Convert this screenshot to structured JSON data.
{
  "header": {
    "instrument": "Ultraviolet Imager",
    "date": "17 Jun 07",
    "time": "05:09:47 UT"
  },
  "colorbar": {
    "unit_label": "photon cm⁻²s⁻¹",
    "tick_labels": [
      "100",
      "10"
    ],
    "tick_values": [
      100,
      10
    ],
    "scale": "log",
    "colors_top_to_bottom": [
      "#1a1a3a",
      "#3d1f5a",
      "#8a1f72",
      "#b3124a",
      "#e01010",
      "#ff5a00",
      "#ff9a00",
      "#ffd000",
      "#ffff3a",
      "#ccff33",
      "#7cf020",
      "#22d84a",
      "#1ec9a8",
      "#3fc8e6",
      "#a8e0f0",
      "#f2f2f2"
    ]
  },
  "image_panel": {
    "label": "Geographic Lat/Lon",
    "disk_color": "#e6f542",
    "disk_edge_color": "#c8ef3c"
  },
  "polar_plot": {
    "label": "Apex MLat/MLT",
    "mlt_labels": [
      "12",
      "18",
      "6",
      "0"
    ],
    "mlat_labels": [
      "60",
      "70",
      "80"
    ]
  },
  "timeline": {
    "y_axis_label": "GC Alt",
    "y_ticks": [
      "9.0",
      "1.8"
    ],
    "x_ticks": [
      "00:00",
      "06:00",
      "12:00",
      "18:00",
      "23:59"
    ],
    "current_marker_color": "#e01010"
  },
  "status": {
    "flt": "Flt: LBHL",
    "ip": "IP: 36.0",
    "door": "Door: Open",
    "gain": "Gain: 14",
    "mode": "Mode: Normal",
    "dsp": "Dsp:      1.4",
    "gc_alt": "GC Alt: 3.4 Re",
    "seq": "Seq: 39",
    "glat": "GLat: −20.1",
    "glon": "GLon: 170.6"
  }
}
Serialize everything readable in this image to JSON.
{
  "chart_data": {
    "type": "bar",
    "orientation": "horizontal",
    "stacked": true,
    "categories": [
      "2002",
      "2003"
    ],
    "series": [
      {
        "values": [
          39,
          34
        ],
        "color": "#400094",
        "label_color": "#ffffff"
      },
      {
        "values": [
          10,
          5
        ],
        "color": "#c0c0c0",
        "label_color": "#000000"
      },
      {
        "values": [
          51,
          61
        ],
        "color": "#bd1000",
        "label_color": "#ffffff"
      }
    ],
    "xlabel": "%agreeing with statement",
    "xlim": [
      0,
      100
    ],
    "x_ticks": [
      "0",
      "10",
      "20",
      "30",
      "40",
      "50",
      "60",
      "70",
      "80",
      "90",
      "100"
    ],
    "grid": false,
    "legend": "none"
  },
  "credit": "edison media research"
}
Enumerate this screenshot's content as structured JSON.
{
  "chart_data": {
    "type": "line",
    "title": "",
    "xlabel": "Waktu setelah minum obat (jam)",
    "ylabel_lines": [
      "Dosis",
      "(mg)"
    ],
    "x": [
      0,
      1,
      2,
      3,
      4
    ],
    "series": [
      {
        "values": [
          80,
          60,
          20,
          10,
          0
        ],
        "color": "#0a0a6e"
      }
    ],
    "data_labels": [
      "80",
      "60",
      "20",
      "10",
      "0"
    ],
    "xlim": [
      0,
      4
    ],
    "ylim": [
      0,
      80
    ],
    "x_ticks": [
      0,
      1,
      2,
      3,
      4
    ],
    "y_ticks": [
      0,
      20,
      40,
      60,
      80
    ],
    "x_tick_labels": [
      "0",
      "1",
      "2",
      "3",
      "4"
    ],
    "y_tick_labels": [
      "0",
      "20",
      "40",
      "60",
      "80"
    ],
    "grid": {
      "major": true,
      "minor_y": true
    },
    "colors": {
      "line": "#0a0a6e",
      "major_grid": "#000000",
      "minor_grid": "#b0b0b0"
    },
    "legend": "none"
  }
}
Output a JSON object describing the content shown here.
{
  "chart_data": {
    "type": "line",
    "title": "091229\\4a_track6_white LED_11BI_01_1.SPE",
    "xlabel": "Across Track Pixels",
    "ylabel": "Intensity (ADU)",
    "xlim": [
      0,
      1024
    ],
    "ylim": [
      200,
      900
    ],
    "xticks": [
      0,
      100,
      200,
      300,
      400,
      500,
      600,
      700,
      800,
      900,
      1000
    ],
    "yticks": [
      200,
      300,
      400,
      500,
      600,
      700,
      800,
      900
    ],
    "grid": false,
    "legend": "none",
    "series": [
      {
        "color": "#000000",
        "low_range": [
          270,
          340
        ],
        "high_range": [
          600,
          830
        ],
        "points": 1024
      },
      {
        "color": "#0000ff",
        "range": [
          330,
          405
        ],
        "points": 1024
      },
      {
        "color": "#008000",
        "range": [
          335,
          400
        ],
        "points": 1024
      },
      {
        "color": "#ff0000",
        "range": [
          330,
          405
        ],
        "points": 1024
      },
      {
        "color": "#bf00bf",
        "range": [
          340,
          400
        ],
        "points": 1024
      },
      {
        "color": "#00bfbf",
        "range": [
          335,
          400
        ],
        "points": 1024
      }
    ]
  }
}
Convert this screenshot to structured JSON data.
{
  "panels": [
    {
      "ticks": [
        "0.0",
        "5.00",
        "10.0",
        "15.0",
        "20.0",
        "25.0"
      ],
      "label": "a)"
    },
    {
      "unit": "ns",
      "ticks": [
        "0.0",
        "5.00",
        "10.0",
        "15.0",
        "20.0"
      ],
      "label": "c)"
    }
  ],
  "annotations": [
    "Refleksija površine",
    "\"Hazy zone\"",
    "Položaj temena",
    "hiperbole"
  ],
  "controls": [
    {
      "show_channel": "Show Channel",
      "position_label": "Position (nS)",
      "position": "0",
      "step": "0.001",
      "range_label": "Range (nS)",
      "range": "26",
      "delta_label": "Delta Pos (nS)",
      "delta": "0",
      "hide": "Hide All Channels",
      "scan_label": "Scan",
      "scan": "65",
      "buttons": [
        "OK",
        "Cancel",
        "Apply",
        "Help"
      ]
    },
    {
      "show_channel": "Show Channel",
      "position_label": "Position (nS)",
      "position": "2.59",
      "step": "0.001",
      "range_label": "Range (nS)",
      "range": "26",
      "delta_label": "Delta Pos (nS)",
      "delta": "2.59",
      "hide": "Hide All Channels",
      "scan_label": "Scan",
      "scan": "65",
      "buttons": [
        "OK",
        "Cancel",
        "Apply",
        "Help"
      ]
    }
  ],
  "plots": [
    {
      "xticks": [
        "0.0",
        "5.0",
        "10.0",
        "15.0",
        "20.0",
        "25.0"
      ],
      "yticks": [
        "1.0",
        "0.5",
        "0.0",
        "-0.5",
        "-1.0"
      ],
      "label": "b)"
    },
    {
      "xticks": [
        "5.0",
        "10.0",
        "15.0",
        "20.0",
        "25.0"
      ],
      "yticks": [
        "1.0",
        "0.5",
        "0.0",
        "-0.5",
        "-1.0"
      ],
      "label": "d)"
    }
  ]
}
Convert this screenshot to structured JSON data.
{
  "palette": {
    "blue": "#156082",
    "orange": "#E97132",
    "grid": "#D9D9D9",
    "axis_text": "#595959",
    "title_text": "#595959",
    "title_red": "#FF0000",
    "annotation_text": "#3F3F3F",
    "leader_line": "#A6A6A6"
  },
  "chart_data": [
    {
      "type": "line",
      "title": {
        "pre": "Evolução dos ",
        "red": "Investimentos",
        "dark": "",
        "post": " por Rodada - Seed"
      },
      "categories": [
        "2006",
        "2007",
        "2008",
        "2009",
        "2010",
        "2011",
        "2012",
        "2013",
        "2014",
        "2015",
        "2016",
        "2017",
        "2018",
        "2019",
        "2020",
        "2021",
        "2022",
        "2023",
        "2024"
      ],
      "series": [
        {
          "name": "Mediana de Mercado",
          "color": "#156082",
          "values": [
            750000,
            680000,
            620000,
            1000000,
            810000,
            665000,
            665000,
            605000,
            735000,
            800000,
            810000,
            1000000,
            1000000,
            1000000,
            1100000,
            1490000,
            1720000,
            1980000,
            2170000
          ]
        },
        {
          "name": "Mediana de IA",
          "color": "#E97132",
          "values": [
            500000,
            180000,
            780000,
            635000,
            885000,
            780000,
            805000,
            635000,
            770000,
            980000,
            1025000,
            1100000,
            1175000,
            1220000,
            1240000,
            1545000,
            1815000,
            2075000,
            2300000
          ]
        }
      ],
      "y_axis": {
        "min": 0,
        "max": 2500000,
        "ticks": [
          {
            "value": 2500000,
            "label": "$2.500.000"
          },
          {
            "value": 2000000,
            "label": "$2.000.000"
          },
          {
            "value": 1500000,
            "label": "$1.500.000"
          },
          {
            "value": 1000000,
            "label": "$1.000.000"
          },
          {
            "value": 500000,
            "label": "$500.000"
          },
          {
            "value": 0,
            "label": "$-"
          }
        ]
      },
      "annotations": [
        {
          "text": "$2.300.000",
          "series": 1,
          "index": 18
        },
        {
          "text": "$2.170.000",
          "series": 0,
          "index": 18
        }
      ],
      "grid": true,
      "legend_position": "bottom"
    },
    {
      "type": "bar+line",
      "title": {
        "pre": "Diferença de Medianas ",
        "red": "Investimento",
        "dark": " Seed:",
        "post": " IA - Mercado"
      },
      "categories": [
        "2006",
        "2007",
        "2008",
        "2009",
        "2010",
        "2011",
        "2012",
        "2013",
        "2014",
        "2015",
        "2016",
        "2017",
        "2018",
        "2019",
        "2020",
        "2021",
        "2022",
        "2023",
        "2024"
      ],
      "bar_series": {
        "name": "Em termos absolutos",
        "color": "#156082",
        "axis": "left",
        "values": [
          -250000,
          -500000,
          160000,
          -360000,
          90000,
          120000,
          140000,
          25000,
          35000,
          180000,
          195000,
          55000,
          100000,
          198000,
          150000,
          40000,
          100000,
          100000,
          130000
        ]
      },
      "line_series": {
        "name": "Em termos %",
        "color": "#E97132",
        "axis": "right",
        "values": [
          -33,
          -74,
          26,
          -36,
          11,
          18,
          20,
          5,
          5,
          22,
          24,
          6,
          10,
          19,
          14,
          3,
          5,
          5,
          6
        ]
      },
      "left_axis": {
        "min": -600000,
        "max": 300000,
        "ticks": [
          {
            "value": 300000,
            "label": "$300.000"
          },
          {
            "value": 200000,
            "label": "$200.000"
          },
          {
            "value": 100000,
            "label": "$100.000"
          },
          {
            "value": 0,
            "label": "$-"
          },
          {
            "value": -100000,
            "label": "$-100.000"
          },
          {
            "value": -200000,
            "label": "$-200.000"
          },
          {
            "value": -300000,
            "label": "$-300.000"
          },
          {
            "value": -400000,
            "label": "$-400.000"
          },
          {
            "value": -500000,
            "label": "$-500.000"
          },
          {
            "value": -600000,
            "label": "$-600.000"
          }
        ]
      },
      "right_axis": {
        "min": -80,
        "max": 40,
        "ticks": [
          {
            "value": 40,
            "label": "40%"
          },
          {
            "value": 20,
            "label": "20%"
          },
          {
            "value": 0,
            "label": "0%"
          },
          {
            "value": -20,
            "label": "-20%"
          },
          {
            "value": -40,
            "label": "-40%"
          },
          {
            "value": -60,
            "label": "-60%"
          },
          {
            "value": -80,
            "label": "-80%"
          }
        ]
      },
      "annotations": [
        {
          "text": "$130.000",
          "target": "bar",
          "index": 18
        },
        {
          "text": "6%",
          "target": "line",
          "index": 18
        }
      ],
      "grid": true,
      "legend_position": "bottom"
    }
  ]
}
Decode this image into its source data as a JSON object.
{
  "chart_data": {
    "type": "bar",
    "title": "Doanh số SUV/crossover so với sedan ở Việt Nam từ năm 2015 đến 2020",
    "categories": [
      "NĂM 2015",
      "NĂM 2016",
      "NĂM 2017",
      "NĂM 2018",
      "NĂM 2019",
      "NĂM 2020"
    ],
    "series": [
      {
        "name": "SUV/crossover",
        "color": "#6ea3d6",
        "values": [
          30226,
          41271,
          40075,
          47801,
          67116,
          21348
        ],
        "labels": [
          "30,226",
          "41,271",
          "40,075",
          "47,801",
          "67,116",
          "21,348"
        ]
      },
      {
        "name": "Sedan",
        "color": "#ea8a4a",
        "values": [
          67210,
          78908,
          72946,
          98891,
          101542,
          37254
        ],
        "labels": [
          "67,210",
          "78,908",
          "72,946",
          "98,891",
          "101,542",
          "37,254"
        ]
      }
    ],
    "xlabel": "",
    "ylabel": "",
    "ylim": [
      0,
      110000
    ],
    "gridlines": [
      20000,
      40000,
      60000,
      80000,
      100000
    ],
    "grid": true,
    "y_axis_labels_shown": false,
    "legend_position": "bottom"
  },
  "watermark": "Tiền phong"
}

================

Using the listing, copy every line where the word "true" shows up.

#### FINAL RESULT:
    "stacked": true,
      "major": true,
      "minor_y": true
      "grid": true,
      "grid": true,
    "grid": true,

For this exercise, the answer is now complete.